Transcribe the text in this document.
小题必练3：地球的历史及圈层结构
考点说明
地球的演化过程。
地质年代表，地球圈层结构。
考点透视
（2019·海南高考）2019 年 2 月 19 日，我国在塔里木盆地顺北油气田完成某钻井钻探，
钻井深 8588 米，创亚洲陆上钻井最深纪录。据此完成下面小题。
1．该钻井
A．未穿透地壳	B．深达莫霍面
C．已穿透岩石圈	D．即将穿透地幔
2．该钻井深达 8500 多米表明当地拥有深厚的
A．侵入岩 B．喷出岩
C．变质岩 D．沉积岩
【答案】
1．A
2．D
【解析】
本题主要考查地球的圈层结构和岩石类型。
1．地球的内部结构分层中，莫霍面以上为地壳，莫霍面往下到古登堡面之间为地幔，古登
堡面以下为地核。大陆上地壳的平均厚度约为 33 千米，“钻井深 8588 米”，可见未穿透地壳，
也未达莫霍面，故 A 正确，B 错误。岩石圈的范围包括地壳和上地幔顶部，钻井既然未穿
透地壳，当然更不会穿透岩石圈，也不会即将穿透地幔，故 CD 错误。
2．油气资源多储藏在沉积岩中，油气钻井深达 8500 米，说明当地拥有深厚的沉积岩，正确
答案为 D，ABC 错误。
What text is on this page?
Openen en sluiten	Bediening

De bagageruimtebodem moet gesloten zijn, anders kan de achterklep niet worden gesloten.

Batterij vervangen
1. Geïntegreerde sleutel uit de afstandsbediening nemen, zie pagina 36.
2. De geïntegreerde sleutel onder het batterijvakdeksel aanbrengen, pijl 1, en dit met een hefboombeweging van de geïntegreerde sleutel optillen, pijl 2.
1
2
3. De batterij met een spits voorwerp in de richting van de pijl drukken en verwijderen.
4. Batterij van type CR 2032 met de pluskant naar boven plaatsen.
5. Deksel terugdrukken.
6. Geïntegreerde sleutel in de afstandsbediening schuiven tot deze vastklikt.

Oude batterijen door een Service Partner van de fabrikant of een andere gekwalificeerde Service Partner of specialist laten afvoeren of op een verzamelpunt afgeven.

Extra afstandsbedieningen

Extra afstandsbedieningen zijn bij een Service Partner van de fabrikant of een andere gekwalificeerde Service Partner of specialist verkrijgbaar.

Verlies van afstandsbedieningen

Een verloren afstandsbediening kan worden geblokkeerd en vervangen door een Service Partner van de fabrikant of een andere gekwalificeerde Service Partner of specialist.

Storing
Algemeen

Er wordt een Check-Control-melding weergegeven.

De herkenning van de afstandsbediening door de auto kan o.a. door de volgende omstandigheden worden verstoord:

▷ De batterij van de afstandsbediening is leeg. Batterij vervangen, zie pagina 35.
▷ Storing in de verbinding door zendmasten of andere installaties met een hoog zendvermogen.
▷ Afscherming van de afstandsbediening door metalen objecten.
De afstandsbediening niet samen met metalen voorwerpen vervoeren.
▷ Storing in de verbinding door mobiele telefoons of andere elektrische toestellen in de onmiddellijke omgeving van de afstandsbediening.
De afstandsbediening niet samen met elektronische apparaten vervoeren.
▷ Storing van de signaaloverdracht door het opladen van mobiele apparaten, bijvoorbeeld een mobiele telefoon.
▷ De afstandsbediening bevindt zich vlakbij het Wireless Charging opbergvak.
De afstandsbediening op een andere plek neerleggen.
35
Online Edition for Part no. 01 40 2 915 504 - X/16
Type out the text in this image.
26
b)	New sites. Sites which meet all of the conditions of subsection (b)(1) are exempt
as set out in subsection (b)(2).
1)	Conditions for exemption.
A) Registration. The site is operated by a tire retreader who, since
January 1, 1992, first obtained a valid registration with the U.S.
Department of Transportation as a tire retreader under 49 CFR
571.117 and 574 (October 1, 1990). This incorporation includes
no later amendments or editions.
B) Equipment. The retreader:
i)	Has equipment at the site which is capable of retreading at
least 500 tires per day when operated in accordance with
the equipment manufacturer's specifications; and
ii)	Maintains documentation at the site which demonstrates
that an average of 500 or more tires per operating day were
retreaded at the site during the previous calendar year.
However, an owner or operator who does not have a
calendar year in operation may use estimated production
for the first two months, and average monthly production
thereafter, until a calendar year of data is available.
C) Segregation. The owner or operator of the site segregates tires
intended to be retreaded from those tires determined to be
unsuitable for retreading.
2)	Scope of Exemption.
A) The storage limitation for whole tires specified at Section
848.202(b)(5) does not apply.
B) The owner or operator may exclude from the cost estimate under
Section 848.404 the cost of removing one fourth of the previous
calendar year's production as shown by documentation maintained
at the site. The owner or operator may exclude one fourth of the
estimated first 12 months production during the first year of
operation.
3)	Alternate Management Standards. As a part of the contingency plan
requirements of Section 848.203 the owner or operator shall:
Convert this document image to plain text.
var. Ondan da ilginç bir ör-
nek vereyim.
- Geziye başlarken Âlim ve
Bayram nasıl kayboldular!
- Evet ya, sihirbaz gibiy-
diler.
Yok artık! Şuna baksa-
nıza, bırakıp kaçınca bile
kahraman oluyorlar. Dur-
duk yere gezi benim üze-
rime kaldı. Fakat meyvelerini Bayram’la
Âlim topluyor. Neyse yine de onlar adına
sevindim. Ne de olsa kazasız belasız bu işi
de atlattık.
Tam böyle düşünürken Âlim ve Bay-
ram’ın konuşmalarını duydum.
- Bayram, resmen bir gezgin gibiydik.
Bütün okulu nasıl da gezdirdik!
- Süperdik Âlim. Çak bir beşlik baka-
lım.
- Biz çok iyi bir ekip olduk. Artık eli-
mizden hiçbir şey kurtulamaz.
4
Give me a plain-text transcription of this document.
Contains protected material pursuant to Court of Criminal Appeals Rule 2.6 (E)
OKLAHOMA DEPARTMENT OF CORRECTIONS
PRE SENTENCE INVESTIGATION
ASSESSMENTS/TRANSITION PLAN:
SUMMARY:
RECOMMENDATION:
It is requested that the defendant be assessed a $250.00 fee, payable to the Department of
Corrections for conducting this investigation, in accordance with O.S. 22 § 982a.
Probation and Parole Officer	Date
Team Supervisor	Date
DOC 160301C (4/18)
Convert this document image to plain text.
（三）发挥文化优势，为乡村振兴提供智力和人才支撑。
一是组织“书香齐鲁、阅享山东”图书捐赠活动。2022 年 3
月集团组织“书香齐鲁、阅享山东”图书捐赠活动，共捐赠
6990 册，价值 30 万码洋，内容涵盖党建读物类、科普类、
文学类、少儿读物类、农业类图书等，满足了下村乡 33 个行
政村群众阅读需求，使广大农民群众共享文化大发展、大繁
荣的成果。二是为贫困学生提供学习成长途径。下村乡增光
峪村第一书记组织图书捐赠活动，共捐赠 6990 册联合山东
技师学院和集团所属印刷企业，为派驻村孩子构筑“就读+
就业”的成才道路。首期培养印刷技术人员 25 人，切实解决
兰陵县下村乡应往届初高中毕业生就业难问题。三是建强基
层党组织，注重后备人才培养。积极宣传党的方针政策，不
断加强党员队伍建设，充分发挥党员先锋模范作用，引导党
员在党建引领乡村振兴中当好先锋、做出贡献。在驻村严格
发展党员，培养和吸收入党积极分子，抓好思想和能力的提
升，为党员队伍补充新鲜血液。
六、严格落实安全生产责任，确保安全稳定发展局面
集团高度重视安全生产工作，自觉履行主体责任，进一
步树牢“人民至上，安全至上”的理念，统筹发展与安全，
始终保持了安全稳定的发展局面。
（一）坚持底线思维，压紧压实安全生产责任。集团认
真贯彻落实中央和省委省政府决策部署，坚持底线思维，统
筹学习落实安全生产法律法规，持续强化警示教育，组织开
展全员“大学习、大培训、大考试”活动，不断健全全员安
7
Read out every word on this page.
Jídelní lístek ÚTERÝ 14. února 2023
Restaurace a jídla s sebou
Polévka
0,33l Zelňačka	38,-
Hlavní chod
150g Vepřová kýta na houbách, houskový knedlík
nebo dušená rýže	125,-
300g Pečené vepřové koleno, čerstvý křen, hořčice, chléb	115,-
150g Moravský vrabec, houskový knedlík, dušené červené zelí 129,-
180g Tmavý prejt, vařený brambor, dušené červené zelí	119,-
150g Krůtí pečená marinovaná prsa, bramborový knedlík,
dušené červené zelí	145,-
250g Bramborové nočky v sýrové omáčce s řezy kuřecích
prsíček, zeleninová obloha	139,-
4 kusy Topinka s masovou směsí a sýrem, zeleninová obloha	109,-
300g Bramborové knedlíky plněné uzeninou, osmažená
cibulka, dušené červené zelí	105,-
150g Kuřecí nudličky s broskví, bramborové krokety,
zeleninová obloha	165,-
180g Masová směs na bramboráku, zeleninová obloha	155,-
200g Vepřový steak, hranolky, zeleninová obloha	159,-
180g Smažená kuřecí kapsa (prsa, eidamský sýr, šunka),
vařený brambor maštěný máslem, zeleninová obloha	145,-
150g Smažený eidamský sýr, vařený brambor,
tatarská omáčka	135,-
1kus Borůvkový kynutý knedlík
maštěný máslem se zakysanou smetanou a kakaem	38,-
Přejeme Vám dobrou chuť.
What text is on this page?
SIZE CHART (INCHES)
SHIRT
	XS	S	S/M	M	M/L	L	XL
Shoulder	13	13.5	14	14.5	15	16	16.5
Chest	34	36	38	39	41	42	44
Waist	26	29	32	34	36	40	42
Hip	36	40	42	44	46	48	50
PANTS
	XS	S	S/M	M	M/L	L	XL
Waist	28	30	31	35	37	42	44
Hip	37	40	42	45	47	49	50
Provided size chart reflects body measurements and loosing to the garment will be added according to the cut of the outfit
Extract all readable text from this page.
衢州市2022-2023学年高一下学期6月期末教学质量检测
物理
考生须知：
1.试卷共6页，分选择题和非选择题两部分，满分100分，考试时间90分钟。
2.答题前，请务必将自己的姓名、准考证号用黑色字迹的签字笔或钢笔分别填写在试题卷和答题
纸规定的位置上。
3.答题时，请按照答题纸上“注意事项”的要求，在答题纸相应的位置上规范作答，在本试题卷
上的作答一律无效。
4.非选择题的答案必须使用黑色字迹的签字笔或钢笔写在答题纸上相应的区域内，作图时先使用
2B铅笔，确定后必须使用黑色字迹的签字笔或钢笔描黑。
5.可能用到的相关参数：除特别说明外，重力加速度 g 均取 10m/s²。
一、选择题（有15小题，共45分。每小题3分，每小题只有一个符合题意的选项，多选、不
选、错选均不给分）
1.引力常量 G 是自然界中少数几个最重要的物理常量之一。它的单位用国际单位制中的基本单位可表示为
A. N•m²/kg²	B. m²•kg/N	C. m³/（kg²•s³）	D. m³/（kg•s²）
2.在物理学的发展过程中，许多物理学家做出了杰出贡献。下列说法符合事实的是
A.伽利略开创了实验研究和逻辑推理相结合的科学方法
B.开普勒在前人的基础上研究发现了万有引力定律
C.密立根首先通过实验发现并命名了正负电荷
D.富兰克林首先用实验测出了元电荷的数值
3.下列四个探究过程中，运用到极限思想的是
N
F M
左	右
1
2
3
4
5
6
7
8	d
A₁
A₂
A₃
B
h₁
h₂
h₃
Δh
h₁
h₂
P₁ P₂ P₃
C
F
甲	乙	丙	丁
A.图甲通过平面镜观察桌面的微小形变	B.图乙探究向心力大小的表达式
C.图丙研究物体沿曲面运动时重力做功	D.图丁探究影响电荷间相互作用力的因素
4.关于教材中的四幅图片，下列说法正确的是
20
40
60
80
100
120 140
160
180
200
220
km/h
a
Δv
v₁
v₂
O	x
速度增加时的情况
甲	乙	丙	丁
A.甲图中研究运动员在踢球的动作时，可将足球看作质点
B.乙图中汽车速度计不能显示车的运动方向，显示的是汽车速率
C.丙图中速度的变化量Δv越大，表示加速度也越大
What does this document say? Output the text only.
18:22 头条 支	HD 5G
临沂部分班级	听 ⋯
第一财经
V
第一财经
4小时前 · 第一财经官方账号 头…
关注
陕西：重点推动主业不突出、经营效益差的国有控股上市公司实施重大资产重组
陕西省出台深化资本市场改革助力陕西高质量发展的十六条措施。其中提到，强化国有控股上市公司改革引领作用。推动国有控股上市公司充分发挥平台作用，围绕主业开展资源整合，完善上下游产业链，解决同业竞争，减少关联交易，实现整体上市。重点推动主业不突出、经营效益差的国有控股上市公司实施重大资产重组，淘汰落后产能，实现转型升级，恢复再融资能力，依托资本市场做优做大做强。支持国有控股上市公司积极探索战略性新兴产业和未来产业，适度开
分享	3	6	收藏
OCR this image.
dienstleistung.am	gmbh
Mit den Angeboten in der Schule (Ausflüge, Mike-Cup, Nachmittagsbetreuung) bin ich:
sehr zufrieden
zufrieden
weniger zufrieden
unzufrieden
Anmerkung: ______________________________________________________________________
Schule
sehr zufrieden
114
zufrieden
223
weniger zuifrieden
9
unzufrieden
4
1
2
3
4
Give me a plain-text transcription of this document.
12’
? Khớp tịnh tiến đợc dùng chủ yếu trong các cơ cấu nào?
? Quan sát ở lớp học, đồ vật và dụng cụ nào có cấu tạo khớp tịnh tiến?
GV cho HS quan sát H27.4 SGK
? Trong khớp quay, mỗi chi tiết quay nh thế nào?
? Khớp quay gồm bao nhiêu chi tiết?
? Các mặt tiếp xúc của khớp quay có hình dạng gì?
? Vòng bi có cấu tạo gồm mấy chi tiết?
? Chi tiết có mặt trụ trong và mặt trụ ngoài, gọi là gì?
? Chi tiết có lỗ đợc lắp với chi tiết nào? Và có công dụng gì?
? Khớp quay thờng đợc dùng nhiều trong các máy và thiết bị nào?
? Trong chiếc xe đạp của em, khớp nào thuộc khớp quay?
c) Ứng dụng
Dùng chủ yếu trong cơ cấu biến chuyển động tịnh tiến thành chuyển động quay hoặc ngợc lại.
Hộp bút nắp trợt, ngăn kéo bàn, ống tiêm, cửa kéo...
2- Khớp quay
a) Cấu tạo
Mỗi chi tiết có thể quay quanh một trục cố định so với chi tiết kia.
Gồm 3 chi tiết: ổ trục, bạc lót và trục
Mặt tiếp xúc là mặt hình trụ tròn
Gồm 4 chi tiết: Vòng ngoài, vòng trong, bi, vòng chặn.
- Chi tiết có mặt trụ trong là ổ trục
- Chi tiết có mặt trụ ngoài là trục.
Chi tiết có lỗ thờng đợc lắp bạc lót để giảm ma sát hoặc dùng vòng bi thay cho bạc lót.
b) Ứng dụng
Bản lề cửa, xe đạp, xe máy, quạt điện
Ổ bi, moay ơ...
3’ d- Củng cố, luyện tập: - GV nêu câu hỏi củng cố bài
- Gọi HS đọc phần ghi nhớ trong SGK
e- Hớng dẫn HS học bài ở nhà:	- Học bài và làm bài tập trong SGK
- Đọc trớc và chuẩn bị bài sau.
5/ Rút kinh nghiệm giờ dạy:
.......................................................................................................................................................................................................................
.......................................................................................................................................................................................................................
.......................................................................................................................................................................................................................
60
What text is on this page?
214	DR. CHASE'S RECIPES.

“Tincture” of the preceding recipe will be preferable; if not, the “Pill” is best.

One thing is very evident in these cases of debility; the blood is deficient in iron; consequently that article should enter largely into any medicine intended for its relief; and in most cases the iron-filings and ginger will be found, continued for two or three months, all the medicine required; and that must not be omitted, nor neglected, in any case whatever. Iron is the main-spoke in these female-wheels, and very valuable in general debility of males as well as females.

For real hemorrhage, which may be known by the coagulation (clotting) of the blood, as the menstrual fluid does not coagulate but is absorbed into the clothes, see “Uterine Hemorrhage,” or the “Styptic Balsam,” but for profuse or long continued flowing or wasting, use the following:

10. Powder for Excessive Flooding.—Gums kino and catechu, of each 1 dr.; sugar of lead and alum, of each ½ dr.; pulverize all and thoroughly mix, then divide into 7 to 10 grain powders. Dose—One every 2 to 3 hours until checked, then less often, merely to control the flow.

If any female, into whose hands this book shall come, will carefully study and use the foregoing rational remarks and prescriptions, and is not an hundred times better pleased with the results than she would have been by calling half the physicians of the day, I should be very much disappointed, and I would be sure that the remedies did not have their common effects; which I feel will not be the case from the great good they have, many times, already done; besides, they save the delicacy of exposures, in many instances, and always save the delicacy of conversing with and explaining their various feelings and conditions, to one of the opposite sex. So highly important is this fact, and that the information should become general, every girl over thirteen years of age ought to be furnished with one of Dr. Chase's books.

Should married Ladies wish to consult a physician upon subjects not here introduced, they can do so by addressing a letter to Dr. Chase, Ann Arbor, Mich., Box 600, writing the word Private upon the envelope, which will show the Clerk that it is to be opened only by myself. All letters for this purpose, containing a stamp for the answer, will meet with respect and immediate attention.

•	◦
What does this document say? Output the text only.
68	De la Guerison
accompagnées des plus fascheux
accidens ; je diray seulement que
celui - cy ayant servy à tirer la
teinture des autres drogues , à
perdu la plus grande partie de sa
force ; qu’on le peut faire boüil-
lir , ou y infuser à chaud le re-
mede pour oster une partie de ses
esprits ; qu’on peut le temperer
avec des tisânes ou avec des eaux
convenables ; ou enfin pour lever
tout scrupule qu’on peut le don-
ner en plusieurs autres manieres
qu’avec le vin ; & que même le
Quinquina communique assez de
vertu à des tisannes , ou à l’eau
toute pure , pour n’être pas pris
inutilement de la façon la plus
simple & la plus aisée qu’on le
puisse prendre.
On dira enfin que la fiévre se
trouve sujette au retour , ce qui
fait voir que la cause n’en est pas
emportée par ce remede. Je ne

= = =

What you are asked to do: Show every line above in which the word "eidamský" occurs.

Task solution:
180g Smažená kuřecí kapsa (prsa, eidamský sýr, šunka),
150g Smažený eidamský sýr, vařený brambor,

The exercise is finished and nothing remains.